_Data entries_:
=======

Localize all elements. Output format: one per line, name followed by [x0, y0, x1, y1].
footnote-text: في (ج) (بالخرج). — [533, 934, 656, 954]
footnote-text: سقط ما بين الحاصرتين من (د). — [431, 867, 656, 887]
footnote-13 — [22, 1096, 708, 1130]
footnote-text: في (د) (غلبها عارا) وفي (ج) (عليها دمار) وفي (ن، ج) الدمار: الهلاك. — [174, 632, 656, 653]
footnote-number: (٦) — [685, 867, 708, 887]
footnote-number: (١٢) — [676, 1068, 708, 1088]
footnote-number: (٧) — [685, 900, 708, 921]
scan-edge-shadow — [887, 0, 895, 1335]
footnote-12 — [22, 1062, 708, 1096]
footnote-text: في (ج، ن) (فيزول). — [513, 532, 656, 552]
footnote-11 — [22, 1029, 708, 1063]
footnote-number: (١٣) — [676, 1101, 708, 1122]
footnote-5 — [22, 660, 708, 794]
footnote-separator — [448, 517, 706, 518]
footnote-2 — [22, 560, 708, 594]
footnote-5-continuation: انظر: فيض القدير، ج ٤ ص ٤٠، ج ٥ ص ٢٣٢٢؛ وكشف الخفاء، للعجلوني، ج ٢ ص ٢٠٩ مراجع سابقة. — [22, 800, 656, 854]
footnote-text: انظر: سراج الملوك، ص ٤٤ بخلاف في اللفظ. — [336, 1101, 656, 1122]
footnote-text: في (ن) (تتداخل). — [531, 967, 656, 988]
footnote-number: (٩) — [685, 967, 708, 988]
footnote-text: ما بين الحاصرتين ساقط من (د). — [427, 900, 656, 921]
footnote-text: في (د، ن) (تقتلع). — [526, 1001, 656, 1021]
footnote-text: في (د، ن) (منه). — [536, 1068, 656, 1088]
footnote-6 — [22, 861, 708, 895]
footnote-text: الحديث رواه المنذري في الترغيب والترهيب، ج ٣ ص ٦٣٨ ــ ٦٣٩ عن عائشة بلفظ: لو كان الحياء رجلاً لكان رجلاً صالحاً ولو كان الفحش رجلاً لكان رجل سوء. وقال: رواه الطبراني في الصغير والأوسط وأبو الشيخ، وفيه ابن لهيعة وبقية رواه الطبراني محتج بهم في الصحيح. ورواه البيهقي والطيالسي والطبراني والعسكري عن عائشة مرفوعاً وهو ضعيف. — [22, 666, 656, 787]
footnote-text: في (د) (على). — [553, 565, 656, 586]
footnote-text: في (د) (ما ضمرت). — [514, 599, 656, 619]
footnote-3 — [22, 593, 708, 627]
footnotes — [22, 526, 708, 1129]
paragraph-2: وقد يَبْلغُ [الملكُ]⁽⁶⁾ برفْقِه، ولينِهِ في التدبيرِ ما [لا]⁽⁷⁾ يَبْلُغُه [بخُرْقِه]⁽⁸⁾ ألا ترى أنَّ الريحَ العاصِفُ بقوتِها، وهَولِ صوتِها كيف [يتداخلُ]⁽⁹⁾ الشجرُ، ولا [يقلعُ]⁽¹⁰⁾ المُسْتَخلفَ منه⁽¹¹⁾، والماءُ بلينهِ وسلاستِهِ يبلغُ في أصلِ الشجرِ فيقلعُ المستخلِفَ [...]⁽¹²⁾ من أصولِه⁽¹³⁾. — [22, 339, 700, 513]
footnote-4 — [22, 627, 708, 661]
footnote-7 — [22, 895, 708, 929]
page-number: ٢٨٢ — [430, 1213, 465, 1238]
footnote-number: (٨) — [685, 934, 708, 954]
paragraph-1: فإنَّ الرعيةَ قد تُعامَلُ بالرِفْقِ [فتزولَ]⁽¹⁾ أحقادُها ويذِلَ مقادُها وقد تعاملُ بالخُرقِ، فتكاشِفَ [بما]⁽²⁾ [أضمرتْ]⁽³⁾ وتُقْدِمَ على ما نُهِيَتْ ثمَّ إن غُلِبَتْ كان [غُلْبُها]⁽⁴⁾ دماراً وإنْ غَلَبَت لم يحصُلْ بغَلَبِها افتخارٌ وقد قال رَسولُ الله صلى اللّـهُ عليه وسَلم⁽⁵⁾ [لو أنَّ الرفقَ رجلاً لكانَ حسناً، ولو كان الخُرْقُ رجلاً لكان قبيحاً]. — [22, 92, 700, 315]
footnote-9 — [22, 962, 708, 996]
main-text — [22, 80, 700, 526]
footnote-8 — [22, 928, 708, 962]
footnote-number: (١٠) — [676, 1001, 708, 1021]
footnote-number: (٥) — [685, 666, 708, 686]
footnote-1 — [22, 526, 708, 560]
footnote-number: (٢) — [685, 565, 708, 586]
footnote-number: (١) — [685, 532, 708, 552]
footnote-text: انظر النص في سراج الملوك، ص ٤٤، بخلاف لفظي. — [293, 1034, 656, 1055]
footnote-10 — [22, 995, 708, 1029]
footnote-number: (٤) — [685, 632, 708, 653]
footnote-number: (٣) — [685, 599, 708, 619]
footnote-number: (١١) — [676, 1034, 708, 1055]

=======

_Required task_: Copy the data above line for line, changing nothing.

_Solution to this problem_:
Localize all elements. Output format: one per line, name followed by [x0, y0, x1, y1].
footnote-text: في (ج) (بالخرج). — [533, 934, 656, 954]
footnote-text: سقط ما بين الحاصرتين من (د). — [431, 867, 656, 887]
footnote-13 — [22, 1096, 708, 1130]
footnote-text: في (د) (غلبها عارا) وفي (ج) (عليها دمار) وفي (ن، ج) الدمار: الهلاك. — [174, 632, 656, 653]
footnote-number: (٦) — [685, 867, 708, 887]
footnote-number: (١٢) — [676, 1068, 708, 1088]
footnote-number: (٧) — [685, 900, 708, 921]
scan-edge-shadow — [887, 0, 895, 1335]
footnote-12 — [22, 1062, 708, 1096]
footnote-text: في (ج، ن) (فيزول). — [513, 532, 656, 552]
footnote-11 — [22, 1029, 708, 1063]
footnote-number: (١٣) — [676, 1101, 708, 1122]
footnote-5 — [22, 660, 708, 794]
footnote-separator — [448, 517, 706, 518]
footnote-2 — [22, 560, 708, 594]
footnote-5-continuation: انظر: فيض القدير، ج ٤ ص ٤٠، ج ٥ ص ٢٣٢٢؛ وكشف الخفاء، للعجلوني، ج ٢ ص ٢٠٩ مراجع سابقة. — [22, 800, 656, 854]
footnote-text: انظر: سراج الملوك، ص ٤٤ بخلاف في اللفظ. — [336, 1101, 656, 1122]
footnote-text: في (ن) (تتداخل). — [531, 967, 656, 988]
footnote-number: (٩) — [685, 967, 708, 988]
footnote-text: ما بين الحاصرتين ساقط من (د). — [427, 900, 656, 921]
footnote-text: في (د، ن) (تقتلع). — [526, 1001, 656, 1021]
footnote-text: في (د، ن) (منه). — [536, 1068, 656, 1088]
footnote-6 — [22, 861, 708, 895]
footnote-text: الحديث رواه المنذري في الترغيب والترهيب، ج ٣ ص ٦٣٨ ــ ٦٣٩ عن عائشة بلفظ: لو كان الحياء رجلاً لكان رجلاً صالحاً ولو كان الفحش رجلاً لكان رجل سوء. وقال: رواه الطبراني في الصغير والأوسط وأبو الشيخ، وفيه ابن لهيعة وبقية رواه الطبراني محتج بهم في الصحيح. ورواه البيهقي والطيالسي والطبراني والعسكري عن عائشة مرفوعاً وهو ضعيف. — [22, 666, 656, 787]
footnote-text: في (د) (على). — [553, 565, 656, 586]
footnote-text: في (د) (ما ضمرت). — [514, 599, 656, 619]
footnote-3 — [22, 593, 708, 627]
footnotes — [22, 526, 708, 1129]
paragraph-2: وقد يَبْلغُ [الملكُ]⁽⁶⁾ برفْقِه، ولينِهِ في التدبيرِ ما [لا]⁽⁷⁾ يَبْلُغُه [بخُرْقِه]⁽⁸⁾ ألا ترى أنَّ الريحَ العاصِفُ بقوتِها، وهَولِ صوتِها كيف [يتداخلُ]⁽⁹⁾ الشجرُ، ولا [يقلعُ]⁽¹⁰⁾ المُسْتَخلفَ منه⁽¹¹⁾، والماءُ بلينهِ وسلاستِهِ يبلغُ في أصلِ الشجرِ فيقلعُ المستخلِفَ [...]⁽¹²⁾ من أصولِه⁽¹³⁾. — [22, 339, 700, 513]
footnote-4 — [22, 627, 708, 661]
footnote-7 — [22, 895, 708, 929]
page-number: ٢٨٢ — [430, 1213, 465, 1238]
footnote-number: (٨) — [685, 934, 708, 954]
paragraph-1: فإنَّ الرعيةَ قد تُعامَلُ بالرِفْقِ [فتزولَ]⁽¹⁾ أحقادُها ويذِلَ مقادُها وقد تعاملُ بالخُرقِ، فتكاشِفَ [بما]⁽²⁾ [أضمرتْ]⁽³⁾ وتُقْدِمَ على ما نُهِيَتْ ثمَّ إن غُلِبَتْ كان [غُلْبُها]⁽⁴⁾ دماراً وإنْ غَلَبَت لم يحصُلْ بغَلَبِها افتخارٌ وقد قال رَسولُ الله صلى اللّـهُ عليه وسَلم⁽⁵⁾ [لو أنَّ الرفقَ رجلاً لكانَ حسناً، ولو كان الخُرْقُ رجلاً لكان قبيحاً]. — [22, 92, 700, 315]
footnote-9 — [22, 962, 708, 996]
main-text — [22, 80, 700, 526]
footnote-8 — [22, 928, 708, 962]
footnote-number: (١٠) — [676, 1001, 708, 1021]
footnote-number: (٥) — [685, 666, 708, 686]
footnote-1 — [22, 526, 708, 560]
footnote-number: (٢) — [685, 565, 708, 586]
footnote-number: (١) — [685, 532, 708, 552]
footnote-text: انظر النص في سراج الملوك، ص ٤٤، بخلاف لفظي. — [293, 1034, 656, 1055]
footnote-10 — [22, 995, 708, 1029]
footnote-number: (٤) — [685, 632, 708, 653]
footnote-number: (٣) — [685, 599, 708, 619]
footnote-number: (١١) — [676, 1034, 708, 1055]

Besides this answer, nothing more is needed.